_Required work_. Output every line of the data exactly as it appears.

_Input data_.
□ □ □
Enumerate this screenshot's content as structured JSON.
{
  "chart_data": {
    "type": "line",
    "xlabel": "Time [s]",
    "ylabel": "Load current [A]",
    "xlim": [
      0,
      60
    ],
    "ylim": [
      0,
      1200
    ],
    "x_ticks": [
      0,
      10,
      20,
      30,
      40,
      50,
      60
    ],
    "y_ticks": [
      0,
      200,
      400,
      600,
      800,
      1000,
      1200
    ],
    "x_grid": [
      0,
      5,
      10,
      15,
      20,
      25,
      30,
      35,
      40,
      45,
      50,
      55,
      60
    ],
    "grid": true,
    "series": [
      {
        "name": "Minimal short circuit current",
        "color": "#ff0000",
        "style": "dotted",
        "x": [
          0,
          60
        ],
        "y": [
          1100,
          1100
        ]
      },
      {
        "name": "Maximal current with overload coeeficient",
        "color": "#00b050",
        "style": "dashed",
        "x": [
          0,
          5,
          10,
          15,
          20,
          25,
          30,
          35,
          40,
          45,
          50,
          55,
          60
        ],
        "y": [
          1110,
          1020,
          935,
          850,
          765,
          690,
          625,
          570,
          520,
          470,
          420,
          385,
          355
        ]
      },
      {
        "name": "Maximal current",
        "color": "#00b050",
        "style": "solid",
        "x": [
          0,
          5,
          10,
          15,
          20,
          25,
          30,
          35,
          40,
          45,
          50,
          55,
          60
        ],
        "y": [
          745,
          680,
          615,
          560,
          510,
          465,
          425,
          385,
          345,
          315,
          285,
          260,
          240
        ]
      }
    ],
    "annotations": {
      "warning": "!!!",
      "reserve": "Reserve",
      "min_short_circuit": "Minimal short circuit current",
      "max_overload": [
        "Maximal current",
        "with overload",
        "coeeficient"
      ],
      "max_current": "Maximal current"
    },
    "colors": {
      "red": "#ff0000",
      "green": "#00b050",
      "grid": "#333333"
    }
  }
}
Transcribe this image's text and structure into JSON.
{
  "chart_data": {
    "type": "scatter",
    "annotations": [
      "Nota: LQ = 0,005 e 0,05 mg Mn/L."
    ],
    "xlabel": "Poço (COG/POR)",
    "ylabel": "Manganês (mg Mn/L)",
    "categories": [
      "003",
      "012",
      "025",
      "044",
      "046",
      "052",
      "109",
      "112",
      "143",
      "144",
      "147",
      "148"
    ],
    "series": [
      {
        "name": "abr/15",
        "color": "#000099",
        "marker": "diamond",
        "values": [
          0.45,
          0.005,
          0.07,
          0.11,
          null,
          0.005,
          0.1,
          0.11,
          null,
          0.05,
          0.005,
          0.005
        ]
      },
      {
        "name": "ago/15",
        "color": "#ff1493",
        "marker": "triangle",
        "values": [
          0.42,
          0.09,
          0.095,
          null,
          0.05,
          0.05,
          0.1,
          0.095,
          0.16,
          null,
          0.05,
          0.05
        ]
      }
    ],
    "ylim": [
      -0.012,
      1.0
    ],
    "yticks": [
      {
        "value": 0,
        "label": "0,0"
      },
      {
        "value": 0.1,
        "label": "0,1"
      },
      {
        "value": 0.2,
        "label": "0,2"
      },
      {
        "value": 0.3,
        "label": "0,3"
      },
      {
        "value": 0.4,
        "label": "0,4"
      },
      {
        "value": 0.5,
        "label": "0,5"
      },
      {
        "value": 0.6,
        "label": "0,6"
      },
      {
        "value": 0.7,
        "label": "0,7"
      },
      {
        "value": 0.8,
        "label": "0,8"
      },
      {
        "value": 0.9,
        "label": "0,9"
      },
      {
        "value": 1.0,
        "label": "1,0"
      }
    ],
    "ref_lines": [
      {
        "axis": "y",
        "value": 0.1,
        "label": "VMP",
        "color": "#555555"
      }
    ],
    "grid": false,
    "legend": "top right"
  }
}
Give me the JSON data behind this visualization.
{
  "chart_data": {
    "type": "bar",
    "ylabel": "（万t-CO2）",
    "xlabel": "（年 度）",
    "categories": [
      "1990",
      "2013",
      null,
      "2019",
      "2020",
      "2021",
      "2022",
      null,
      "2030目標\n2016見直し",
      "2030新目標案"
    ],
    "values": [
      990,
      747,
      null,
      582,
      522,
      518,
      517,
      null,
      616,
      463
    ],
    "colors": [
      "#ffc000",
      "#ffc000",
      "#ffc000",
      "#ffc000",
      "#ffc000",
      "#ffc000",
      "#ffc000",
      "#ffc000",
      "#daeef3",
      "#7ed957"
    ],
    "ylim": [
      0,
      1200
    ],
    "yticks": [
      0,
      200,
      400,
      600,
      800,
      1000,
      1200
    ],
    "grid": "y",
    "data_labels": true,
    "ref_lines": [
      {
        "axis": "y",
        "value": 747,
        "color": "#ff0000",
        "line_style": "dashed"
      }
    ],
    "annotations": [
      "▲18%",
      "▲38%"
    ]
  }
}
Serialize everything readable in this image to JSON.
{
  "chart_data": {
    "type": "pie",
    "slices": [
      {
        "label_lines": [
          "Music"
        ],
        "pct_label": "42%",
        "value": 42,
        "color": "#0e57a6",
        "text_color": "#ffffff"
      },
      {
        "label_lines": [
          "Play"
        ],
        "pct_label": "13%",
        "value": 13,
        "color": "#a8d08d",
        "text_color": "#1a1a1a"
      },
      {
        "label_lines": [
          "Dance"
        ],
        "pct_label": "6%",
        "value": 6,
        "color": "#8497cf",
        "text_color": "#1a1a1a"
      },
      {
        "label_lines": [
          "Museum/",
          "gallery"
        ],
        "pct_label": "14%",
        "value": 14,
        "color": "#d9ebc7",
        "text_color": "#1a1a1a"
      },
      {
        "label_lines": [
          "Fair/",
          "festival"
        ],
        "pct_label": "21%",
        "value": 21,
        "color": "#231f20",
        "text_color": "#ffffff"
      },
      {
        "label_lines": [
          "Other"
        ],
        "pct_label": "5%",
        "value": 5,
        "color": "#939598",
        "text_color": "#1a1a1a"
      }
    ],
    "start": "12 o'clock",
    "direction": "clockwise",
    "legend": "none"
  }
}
□ □ □
_Answer in full_.
Enumerate this screenshot's content as structured JSON.
{
  "chart_data": {
    "type": "line",
    "xlabel": "Time [s]",
    "ylabel": "Load current [A]",
    "xlim": [
      0,
      60
    ],
    "ylim": [
      0,
      1200
    ],
    "x_ticks": [
      0,
      10,
      20,
      30,
      40,
      50,
      60
    ],
    "y_ticks": [
      0,
      200,
      400,
      600,
      800,
      1000,
      1200
    ],
    "x_grid": [
      0,
      5,
      10,
      15,
      20,
      25,
      30,
      35,
      40,
      45,
      50,
      55,
      60
    ],
    "grid": true,
    "series": [
      {
        "name": "Minimal short circuit current",
        "color": "#ff0000",
        "style": "dotted",
        "x": [
          0,
          60
        ],
        "y": [
          1100,
          1100
        ]
      },
      {
        "name": "Maximal current with overload coeeficient",
        "color": "#00b050",
        "style": "dashed",
        "x": [
          0,
          5,
          10,
          15,
          20,
          25,
          30,
          35,
          40,
          45,
          50,
          55,
          60
        ],
        "y": [
          1110,
          1020,
          935,
          850,
          765,
          690,
          625,
          570,
          520,
          470,
          420,
          385,
          355
        ]
      },
      {
        "name": "Maximal current",
        "color": "#00b050",
        "style": "solid",
        "x": [
          0,
          5,
          10,
          15,
          20,
          25,
          30,
          35,
          40,
          45,
          50,
          55,
          60
        ],
        "y": [
          745,
          680,
          615,
          560,
          510,
          465,
          425,
          385,
          345,
          315,
          285,
          260,
          240
        ]
      }
    ],
    "annotations": {
      "warning": "!!!",
      "reserve": "Reserve",
      "min_short_circuit": "Minimal short circuit current",
      "max_overload": [
        "Maximal current",
        "with overload",
        "coeeficient"
      ],
      "max_current": "Maximal current"
    },
    "colors": {
      "red": "#ff0000",
      "green": "#00b050",
      "grid": "#333333"
    }
  }
}
Transcribe this image's text and structure into JSON.
{
  "chart_data": {
    "type": "scatter",
    "annotations": [
      "Nota: LQ = 0,005 e 0,05 mg Mn/L."
    ],
    "xlabel": "Poço (COG/POR)",
    "ylabel": "Manganês (mg Mn/L)",
    "categories": [
      "003",
      "012",
      "025",
      "044",
      "046",
      "052",
      "109",
      "112",
      "143",
      "144",
      "147",
      "148"
    ],
    "series": [
      {
        "name": "abr/15",
        "color": "#000099",
        "marker": "diamond",
        "values": [
          0.45,
          0.005,
          0.07,
          0.11,
          null,
          0.005,
          0.1,
          0.11,
          null,
          0.05,
          0.005,
          0.005
        ]
      },
      {
        "name": "ago/15",
        "color": "#ff1493",
        "marker": "triangle",
        "values": [
          0.42,
          0.09,
          0.095,
          null,
          0.05,
          0.05,
          0.1,
          0.095,
          0.16,
          null,
          0.05,
          0.05
        ]
      }
    ],
    "ylim": [
      -0.012,
      1.0
    ],
    "yticks": [
      {
        "value": 0,
        "label": "0,0"
      },
      {
        "value": 0.1,
        "label": "0,1"
      },
      {
        "value": 0.2,
        "label": "0,2"
      },
      {
        "value": 0.3,
        "label": "0,3"
      },
      {
        "value": 0.4,
        "label": "0,4"
      },
      {
        "value": 0.5,
        "label": "0,5"
      },
      {
        "value": 0.6,
        "label": "0,6"
      },
      {
        "value": 0.7,
        "label": "0,7"
      },
      {
        "value": 0.8,
        "label": "0,8"
      },
      {
        "value": 0.9,
        "label": "0,9"
      },
      {
        "value": 1.0,
        "label": "1,0"
      }
    ],
    "ref_lines": [
      {
        "axis": "y",
        "value": 0.1,
        "label": "VMP",
        "color": "#555555"
      }
    ],
    "grid": false,
    "legend": "top right"
  }
}
Give me the JSON data behind this visualization.
{
  "chart_data": {
    "type": "bar",
    "ylabel": "（万t-CO2）",
    "xlabel": "（年 度）",
    "categories": [
      "1990",
      "2013",
      null,
      "2019",
      "2020",
      "2021",
      "2022",
      null,
      "2030目標\n2016見直し",
      "2030新目標案"
    ],
    "values": [
      990,
      747,
      null,
      582,
      522,
      518,
      517,
      null,
      616,
      463
    ],
    "colors": [
      "#ffc000",
      "#ffc000",
      "#ffc000",
      "#ffc000",
      "#ffc000",
      "#ffc000",
      "#ffc000",
      "#ffc000",
      "#daeef3",
      "#7ed957"
    ],
    "ylim": [
      0,
      1200
    ],
    "yticks": [
      0,
      200,
      400,
      600,
      800,
      1000,
      1200
    ],
    "grid": "y",
    "data_labels": true,
    "ref_lines": [
      {
        "axis": "y",
        "value": 747,
        "color": "#ff0000",
        "line_style": "dashed"
      }
    ],
    "annotations": [
      "▲18%",
      "▲38%"
    ]
  }
}
Serialize everything readable in this image to JSON.
{
  "chart_data": {
    "type": "pie",
    "slices": [
      {
        "label_lines": [
          "Music"
        ],
        "pct_label": "42%",
        "value": 42,
        "color": "#0e57a6",
        "text_color": "#ffffff"
      },
      {
        "label_lines": [
          "Play"
        ],
        "pct_label": "13%",
        "value": 13,
        "color": "#a8d08d",
        "text_color": "#1a1a1a"
      },
      {
        "label_lines": [
          "Dance"
        ],
        "pct_label": "6%",
        "value": 6,
        "color": "#8497cf",
        "text_color": "#1a1a1a"
      },
      {
        "label_lines": [
          "Museum/",
          "gallery"
        ],
        "pct_label": "14%",
        "value": 14,
        "color": "#d9ebc7",
        "text_color": "#1a1a1a"
      },
      {
        "label_lines": [
          "Fair/",
          "festival"
        ],
        "pct_label": "21%",
        "value": 21,
        "color": "#231f20",
        "text_color": "#ffffff"
      },
      {
        "label_lines": [
          "Other"
        ],
        "pct_label": "5%",
        "value": 5,
        "color": "#939598",
        "text_color": "#1a1a1a"
      }
    ],
    "start": "12 o'clock",
    "direction": "clockwise",
    "legend": "none"
  }
}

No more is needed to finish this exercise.